• **Exercise details**
Extract every line of the material that holds the string "Adicionar".

Data items
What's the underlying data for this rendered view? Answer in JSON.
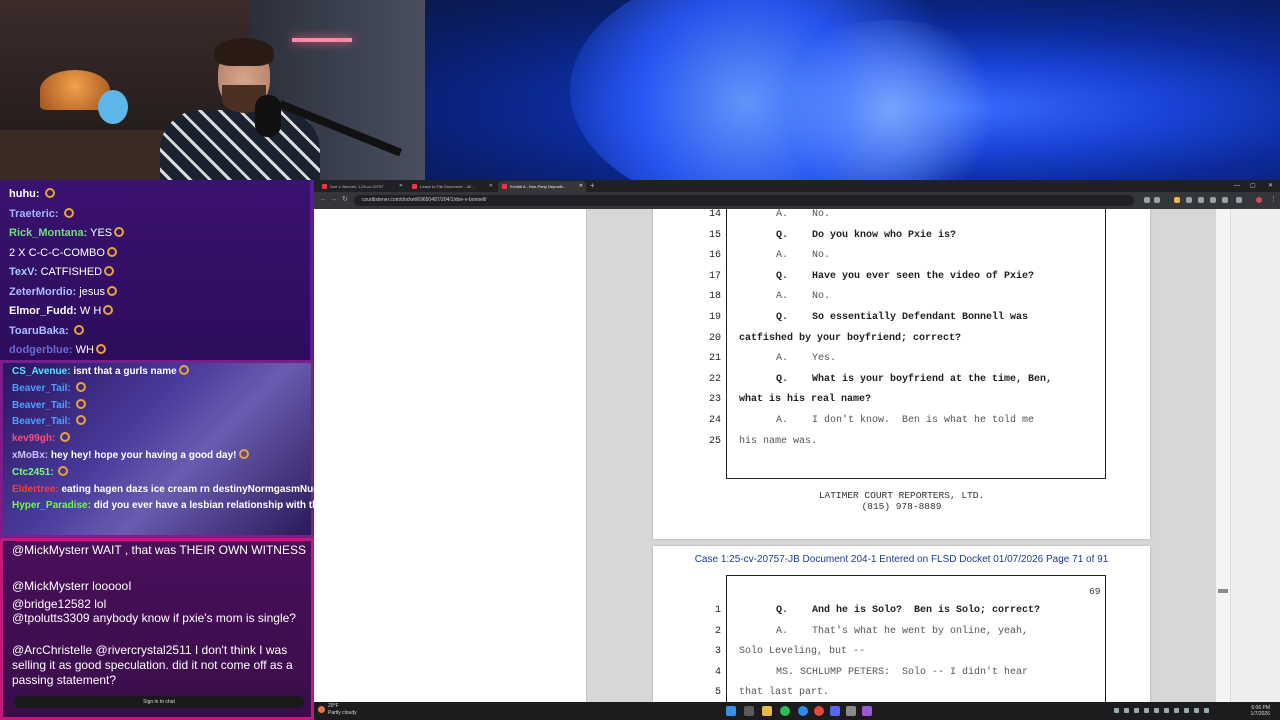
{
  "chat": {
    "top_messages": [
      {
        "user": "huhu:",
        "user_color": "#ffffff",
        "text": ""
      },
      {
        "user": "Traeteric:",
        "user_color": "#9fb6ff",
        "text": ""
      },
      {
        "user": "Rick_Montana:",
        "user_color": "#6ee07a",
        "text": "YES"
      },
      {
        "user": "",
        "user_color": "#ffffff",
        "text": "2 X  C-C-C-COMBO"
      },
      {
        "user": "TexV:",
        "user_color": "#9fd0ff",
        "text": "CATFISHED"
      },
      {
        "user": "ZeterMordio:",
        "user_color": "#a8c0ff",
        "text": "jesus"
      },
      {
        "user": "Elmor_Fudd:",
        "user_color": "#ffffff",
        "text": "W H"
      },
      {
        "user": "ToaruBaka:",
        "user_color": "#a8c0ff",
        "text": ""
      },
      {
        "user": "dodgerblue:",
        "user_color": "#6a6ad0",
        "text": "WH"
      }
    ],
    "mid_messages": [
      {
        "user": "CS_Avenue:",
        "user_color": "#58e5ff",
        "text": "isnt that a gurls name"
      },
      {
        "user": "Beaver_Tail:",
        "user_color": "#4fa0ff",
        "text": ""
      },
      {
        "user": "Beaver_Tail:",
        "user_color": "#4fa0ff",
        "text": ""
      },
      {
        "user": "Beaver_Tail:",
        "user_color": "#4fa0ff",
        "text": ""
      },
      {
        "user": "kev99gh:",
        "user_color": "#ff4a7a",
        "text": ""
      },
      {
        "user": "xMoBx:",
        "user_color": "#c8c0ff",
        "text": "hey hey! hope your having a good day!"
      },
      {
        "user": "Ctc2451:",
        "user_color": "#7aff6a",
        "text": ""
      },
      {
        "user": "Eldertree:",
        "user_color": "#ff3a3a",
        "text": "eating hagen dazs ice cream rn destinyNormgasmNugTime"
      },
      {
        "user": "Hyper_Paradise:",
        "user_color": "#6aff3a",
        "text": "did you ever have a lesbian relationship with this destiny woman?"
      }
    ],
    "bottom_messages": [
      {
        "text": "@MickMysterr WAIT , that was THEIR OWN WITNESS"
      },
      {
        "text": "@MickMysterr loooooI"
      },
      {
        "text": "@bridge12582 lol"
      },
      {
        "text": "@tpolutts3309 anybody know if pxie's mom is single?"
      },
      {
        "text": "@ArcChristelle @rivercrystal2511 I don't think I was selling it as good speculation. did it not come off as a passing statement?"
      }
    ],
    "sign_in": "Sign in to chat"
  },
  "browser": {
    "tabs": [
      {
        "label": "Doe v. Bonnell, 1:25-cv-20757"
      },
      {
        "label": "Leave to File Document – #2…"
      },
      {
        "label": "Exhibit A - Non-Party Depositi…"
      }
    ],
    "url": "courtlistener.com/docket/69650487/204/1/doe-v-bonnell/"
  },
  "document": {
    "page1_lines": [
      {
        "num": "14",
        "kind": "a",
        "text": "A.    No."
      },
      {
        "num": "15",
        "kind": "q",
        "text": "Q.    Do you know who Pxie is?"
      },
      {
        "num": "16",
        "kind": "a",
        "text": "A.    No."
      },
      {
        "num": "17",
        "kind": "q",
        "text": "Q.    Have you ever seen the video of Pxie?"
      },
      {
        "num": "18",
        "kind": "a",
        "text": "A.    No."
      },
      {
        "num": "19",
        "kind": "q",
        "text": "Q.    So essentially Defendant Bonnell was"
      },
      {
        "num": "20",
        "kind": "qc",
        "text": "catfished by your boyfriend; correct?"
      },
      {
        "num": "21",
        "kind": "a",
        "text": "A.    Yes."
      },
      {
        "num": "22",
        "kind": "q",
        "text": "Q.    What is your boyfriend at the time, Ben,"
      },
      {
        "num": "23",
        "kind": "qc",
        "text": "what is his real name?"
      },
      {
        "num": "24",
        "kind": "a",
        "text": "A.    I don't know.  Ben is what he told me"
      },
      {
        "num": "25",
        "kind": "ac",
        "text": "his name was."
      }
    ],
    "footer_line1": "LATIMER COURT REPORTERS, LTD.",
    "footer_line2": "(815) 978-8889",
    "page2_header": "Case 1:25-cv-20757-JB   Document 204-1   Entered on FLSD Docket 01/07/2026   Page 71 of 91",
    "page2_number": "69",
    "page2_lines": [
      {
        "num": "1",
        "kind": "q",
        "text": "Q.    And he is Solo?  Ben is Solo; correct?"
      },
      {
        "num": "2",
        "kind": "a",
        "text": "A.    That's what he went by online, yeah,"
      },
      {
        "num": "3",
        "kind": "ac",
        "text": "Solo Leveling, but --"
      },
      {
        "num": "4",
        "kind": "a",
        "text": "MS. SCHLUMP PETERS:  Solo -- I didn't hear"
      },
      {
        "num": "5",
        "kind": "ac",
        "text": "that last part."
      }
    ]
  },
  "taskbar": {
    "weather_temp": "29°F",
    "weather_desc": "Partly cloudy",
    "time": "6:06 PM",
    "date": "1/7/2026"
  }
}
==
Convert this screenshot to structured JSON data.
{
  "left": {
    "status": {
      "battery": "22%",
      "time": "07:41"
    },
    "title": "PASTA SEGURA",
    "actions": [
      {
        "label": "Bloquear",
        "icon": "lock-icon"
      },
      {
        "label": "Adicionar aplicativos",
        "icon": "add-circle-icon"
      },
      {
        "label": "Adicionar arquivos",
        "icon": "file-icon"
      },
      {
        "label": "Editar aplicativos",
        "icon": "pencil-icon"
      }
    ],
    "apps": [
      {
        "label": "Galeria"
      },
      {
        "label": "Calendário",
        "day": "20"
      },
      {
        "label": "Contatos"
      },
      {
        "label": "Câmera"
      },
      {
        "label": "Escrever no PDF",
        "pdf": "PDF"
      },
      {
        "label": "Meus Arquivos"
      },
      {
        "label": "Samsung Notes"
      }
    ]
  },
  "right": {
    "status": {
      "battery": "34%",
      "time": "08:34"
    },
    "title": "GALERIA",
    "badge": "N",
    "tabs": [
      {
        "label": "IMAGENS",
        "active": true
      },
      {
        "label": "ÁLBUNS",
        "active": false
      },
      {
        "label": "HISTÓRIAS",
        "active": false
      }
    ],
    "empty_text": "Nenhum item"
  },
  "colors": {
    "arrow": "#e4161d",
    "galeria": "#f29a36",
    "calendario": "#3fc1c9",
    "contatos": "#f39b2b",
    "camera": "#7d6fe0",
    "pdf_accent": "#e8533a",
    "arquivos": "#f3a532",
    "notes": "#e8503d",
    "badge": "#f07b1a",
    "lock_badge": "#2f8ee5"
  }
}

• **Final answer**
        "label": "Adicionar aplicativos",
        "label": "Adicionar arquivos",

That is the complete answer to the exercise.